__Task to complete__.
In every item, switch each occurrence of "chevron-down-icon" to "dropdown-arrow" and repeat the lines otherwise unchanged. Leave the pictures out of your answer.

(A block of data)
--- Begin ---

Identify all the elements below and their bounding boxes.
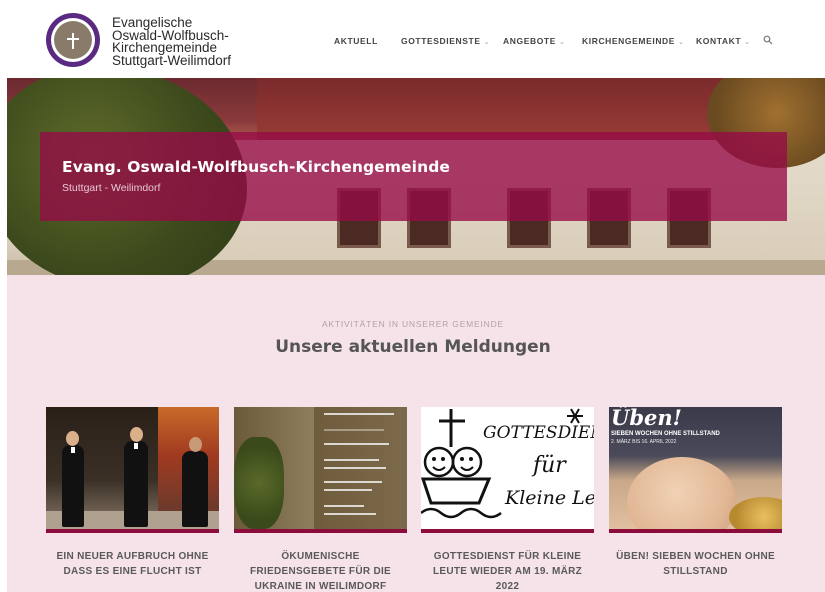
hero-title: Evang. Oswald-Wolfbusch-Kirchengemeinde [62, 158, 451, 176]
main-nav: AKTUELL GOTTESDIENSTE ⌄ ANGEBOTE ⌄ KIRCHEN… [7, 35, 825, 50]
news-card-image[interactable] [46, 407, 219, 529]
nav-item-angebote[interactable]: ANGEBOTE ⌄ [503, 36, 565, 46]
chevron-down-icon: ⌄ [483, 39, 491, 46]
section-headline: Unsere aktuellen Meldungen [275, 337, 551, 357]
hero-caption-box: Evang. Oswald-Wolfbusch-Kirchengemeinde … [40, 132, 787, 221]
nav-item-kirchengemeinde[interactable]: KIRCHENGEMEINDE ⌄ [582, 36, 685, 46]
site-header: Evangelische Oswald-Wolfbusch- Kirchenge… [7, 5, 825, 78]
nav-item-kontakt[interactable]: KONTAKT ⌄ [696, 36, 751, 46]
search-icon[interactable] [763, 35, 773, 45]
chevron-down-icon: ⌄ [678, 39, 685, 46]
hero-banner-image: Evang. Oswald-Wolfbusch-Kirchengemeinde … [7, 78, 825, 275]
news-card-title[interactable]: ÖKUMENISCHE FRIEDENSGEBETE FÜR DIE UKRAI… [234, 549, 407, 592]
news-card[interactable]: Üben! SIEBEN WOCHEN OHNE STILLSTAND 2. M… [609, 407, 782, 579]
nav-item-gottesdienste[interactable]: GOTTESDIENSTE ⌄ [401, 36, 490, 46]
news-card-image[interactable] [234, 407, 407, 529]
section-kicker: AKTIVITÄTEN IN UNSERER GEMEINDE [321, 319, 505, 329]
news-section: AKTIVITÄTEN IN UNSERER GEMEINDE Unsere a… [7, 275, 825, 592]
news-card-image[interactable]: Üben! SIEBEN WOCHEN OHNE STILLSTAND 2. M… [609, 407, 782, 529]
child-face [627, 457, 737, 529]
news-card-title[interactable]: ÜBEN! SIEBEN WOCHEN OHNE STILLSTAND [609, 549, 782, 579]
news-card[interactable]: GOTTESDIENST für Kleine Leute GOTTESDIEN… [421, 407, 594, 592]
news-card[interactable]: EIN NEUER AUFBRUCH OHNE DASS ES EINE FLU… [46, 407, 219, 579]
chevron-down-icon: ⌄ [744, 39, 751, 46]
news-card[interactable]: ÖKUMENISCHE FRIEDENSGEBETE FÜR DIE UKRAI… [234, 407, 407, 592]
nav-item-aktuell[interactable]: AKTUELL [334, 36, 378, 46]
news-card-image[interactable]: GOTTESDIENST für Kleine Leute [421, 407, 594, 529]
chevron-down-icon: ⌄ [558, 39, 566, 46]
news-card-title[interactable]: GOTTESDIENST FÜR KLEINE LEUTE WIEDER AM … [421, 549, 594, 592]
news-card-title[interactable]: EIN NEUER AUFBRUCH OHNE DASS ES EINE FLU… [46, 549, 219, 579]
hero-subtitle: Stuttgart - Weilimdorf [62, 182, 161, 194]
brand-line: Stuttgart-Weilimdorf [112, 52, 232, 68]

--- End ---

__The response__.
Identify all the elements below and their bounding boxes.
hero-title: Evang. Oswald-Wolfbusch-Kirchengemeinde [62, 158, 451, 176]
main-nav: AKTUELL GOTTESDIENSTE ⌄ ANGEBOTE ⌄ KIRCHEN… [7, 35, 825, 50]
news-card-image[interactable] [46, 407, 219, 529]
nav-item-angebote[interactable]: ANGEBOTE ⌄ [503, 36, 565, 46]
dropdown-arrow: ⌄ [483, 39, 491, 46]
section-headline: Unsere aktuellen Meldungen [275, 337, 551, 357]
hero-caption-box: Evang. Oswald-Wolfbusch-Kirchengemeinde … [40, 132, 787, 221]
nav-item-kirchengemeinde[interactable]: KIRCHENGEMEINDE ⌄ [582, 36, 685, 46]
site-header: Evangelische Oswald-Wolfbusch- Kirchenge… [7, 5, 825, 78]
nav-item-kontakt[interactable]: KONTAKT ⌄ [696, 36, 751, 46]
search-icon[interactable] [763, 35, 773, 45]
dropdown-arrow: ⌄ [678, 39, 685, 46]
hero-banner-image: Evang. Oswald-Wolfbusch-Kirchengemeinde … [7, 78, 825, 275]
news-card-title[interactable]: ÖKUMENISCHE FRIEDENSGEBETE FÜR DIE UKRAI… [234, 549, 407, 592]
news-card[interactable]: Üben! SIEBEN WOCHEN OHNE STILLSTAND 2. M… [609, 407, 782, 579]
nav-item-gottesdienste[interactable]: GOTTESDIENSTE ⌄ [401, 36, 490, 46]
news-card-image[interactable] [234, 407, 407, 529]
section-kicker: AKTIVITÄTEN IN UNSERER GEMEINDE [321, 319, 505, 329]
news-section: AKTIVITÄTEN IN UNSERER GEMEINDE Unsere a… [7, 275, 825, 592]
news-card-image[interactable]: Üben! SIEBEN WOCHEN OHNE STILLSTAND 2. M… [609, 407, 782, 529]
child-face [627, 457, 737, 529]
news-card-title[interactable]: ÜBEN! SIEBEN WOCHEN OHNE STILLSTAND [609, 549, 782, 579]
news-card[interactable]: GOTTESDIENST für Kleine Leute GOTTESDIEN… [421, 407, 594, 592]
news-card[interactable]: EIN NEUER AUFBRUCH OHNE DASS ES EINE FLU… [46, 407, 219, 579]
dropdown-arrow: ⌄ [744, 39, 751, 46]
news-card[interactable]: ÖKUMENISCHE FRIEDENSGEBETE FÜR DIE UKRAI… [234, 407, 407, 592]
nav-item-aktuell[interactable]: AKTUELL [334, 36, 378, 46]
news-card-image[interactable]: GOTTESDIENST für Kleine Leute [421, 407, 594, 529]
dropdown-arrow: ⌄ [558, 39, 566, 46]
news-card-title[interactable]: GOTTESDIENST FÜR KLEINE LEUTE WIEDER AM … [421, 549, 594, 592]
news-card-title[interactable]: EIN NEUER AUFBRUCH OHNE DASS ES EINE FLU… [46, 549, 219, 579]
hero-subtitle: Stuttgart - Weilimdorf [62, 182, 161, 194]
brand-line: Stuttgart-Weilimdorf [112, 52, 232, 68]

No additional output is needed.